BEGIN
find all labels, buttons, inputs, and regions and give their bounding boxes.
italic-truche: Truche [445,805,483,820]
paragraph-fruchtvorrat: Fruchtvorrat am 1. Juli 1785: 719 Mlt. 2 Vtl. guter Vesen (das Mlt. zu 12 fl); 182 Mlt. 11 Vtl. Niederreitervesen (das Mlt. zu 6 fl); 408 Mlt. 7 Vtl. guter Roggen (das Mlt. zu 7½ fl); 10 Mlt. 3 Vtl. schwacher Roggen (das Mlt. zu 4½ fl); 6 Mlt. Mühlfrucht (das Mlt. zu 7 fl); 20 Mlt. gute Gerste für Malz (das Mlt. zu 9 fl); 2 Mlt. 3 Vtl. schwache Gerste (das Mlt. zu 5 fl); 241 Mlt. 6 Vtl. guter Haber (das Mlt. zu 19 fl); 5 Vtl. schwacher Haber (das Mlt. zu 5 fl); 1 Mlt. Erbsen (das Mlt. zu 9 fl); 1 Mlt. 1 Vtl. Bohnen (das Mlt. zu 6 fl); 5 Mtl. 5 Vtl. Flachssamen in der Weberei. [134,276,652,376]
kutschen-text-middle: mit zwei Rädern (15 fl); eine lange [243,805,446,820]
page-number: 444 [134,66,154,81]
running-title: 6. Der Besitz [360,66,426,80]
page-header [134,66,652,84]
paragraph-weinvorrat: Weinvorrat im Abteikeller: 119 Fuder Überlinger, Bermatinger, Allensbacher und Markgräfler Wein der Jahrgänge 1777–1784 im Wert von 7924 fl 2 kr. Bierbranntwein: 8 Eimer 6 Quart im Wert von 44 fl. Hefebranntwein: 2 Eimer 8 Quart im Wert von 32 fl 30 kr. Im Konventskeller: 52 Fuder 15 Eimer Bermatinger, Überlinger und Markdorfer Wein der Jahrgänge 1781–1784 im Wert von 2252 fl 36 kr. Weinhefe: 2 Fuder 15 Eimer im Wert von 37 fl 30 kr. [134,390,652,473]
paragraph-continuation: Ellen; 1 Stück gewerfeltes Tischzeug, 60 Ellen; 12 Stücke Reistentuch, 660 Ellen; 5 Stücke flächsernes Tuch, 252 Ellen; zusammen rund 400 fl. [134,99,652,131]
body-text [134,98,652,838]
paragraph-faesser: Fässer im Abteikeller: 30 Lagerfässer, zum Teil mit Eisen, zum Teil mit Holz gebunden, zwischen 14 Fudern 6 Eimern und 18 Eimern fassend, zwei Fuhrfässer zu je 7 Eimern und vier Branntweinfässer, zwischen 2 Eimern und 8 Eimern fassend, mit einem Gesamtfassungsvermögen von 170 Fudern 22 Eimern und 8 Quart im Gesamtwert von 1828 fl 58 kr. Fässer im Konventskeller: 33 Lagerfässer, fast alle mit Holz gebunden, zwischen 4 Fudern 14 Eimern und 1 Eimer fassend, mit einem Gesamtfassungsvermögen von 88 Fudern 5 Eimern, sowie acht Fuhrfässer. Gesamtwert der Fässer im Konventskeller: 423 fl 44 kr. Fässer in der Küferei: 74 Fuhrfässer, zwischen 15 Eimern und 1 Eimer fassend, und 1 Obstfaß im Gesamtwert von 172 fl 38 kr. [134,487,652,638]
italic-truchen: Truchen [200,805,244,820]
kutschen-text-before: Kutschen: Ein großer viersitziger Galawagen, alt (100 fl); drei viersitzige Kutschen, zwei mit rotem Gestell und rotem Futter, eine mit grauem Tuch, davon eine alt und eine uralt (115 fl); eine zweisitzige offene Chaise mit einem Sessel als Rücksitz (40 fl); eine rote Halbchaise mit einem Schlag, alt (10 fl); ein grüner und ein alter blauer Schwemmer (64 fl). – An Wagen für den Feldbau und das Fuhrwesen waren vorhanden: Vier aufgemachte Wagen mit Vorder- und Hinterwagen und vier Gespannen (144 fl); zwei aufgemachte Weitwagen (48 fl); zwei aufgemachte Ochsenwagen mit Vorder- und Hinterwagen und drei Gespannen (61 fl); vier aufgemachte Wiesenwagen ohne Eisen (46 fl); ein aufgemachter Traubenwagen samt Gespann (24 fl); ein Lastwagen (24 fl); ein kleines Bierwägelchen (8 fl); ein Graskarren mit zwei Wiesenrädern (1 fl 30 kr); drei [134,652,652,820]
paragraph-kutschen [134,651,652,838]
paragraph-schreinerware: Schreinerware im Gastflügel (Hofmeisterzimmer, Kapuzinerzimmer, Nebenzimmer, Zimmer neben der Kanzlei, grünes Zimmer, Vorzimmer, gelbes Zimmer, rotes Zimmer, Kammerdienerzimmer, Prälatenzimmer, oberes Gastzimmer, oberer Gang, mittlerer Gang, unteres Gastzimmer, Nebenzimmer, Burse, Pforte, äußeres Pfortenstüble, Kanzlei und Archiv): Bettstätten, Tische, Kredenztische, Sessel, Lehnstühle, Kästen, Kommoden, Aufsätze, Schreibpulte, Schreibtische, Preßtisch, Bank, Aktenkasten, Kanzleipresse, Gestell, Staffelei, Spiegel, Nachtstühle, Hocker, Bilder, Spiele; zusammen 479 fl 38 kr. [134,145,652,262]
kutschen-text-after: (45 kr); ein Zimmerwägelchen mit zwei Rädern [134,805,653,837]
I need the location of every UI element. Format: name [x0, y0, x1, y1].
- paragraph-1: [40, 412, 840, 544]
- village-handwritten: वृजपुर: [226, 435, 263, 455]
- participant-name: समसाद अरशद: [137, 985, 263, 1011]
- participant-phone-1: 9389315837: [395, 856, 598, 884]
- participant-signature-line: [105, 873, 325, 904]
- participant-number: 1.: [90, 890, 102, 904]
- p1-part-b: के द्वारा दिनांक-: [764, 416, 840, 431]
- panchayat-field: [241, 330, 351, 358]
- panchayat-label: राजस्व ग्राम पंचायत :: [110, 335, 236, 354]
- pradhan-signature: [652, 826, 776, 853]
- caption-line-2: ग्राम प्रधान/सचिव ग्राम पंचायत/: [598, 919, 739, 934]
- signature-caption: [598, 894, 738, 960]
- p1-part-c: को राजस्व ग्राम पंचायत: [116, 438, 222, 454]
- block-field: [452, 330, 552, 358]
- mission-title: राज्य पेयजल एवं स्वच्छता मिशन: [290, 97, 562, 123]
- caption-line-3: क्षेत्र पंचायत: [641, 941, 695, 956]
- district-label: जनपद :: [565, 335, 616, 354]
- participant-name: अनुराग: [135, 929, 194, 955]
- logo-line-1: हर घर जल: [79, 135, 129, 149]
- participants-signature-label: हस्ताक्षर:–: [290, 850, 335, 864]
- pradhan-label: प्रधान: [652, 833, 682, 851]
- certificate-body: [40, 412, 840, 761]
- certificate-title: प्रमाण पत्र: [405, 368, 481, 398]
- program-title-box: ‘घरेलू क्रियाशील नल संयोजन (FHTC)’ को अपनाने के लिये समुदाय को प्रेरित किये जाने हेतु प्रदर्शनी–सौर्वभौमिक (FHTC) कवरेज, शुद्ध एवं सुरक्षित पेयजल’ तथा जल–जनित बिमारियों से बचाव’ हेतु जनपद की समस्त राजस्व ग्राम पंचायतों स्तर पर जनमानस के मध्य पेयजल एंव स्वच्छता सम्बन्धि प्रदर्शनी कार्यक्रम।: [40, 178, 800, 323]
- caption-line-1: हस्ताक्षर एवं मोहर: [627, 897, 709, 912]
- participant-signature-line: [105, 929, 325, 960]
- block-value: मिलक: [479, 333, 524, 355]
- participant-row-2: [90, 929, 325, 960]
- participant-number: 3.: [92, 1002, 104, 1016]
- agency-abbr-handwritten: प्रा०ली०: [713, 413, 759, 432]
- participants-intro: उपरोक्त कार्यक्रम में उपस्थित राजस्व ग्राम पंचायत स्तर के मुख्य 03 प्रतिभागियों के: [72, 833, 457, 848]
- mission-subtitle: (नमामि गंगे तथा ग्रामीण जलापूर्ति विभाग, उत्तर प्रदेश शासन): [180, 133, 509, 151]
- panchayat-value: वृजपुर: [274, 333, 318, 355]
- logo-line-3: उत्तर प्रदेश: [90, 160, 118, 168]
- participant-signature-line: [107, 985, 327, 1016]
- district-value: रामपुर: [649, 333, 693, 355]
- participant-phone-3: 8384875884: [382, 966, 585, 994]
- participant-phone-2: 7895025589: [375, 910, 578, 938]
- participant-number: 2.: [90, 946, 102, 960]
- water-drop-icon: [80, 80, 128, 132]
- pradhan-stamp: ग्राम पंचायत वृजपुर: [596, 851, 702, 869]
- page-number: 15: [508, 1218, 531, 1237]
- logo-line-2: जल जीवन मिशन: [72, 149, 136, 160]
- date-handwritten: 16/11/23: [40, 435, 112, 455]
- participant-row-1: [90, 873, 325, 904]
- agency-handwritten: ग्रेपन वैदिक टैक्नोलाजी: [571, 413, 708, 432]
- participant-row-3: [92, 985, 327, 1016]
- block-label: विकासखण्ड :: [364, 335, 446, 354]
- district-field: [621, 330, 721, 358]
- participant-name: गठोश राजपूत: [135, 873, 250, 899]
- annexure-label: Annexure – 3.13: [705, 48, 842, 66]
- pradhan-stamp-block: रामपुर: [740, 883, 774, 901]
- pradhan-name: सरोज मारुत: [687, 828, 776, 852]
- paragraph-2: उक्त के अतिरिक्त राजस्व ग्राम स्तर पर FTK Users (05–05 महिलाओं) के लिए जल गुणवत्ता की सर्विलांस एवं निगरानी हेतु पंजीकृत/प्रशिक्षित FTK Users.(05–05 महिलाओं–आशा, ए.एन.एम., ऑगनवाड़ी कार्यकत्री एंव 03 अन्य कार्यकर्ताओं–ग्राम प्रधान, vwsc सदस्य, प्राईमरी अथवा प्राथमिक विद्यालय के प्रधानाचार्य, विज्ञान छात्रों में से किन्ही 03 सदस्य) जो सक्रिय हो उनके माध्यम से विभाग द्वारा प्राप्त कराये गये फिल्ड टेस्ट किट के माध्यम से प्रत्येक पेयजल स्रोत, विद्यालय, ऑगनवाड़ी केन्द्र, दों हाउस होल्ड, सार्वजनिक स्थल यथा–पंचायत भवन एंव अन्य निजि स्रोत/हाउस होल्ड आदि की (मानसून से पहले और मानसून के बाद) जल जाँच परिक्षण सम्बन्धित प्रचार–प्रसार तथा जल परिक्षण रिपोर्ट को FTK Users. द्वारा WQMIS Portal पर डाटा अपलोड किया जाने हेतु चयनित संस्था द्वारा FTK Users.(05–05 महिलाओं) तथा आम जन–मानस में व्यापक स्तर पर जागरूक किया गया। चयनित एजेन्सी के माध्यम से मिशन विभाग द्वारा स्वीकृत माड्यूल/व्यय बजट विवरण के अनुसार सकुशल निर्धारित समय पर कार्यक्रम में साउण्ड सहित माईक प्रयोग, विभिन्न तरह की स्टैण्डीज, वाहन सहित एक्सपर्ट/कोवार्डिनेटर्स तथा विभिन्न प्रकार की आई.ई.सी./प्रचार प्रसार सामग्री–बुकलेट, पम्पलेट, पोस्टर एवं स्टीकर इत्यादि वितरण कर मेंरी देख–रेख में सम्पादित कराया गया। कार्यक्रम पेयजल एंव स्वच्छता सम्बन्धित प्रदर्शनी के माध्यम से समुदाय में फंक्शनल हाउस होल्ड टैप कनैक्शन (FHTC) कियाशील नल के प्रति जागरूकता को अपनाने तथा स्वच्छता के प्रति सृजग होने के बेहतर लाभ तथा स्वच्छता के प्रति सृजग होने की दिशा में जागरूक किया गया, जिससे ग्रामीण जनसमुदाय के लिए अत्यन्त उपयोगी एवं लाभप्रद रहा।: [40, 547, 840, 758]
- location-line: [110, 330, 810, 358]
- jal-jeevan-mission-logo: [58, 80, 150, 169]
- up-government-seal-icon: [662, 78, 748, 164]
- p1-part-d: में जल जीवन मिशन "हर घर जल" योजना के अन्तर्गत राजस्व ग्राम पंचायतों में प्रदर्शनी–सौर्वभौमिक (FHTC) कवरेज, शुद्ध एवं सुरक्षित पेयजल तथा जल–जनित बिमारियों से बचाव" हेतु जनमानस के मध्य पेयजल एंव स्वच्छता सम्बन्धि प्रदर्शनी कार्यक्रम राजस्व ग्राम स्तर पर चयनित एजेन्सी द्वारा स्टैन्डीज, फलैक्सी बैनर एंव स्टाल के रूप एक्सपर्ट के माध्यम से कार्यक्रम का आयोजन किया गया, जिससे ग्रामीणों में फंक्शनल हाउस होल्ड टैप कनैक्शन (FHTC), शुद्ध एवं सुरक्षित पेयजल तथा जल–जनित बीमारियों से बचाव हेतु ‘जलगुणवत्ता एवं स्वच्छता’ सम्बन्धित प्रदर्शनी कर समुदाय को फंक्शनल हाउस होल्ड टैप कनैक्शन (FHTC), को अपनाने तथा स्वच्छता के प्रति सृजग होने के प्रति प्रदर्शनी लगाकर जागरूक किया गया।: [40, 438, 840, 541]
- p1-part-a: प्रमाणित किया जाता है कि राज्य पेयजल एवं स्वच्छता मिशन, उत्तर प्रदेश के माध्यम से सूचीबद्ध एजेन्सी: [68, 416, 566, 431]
END
Please change "bounding boxes" to "coordinates" in the listing, starting at its first line and ending at the line that contains "italic-truche: Truche [445,805,483,820]". Give only those lines, with nothing else altered.

Output for this task:
find all labels, buttons, inputs, and regions and give their coordinates.
italic-truche: Truche [445,805,483,820]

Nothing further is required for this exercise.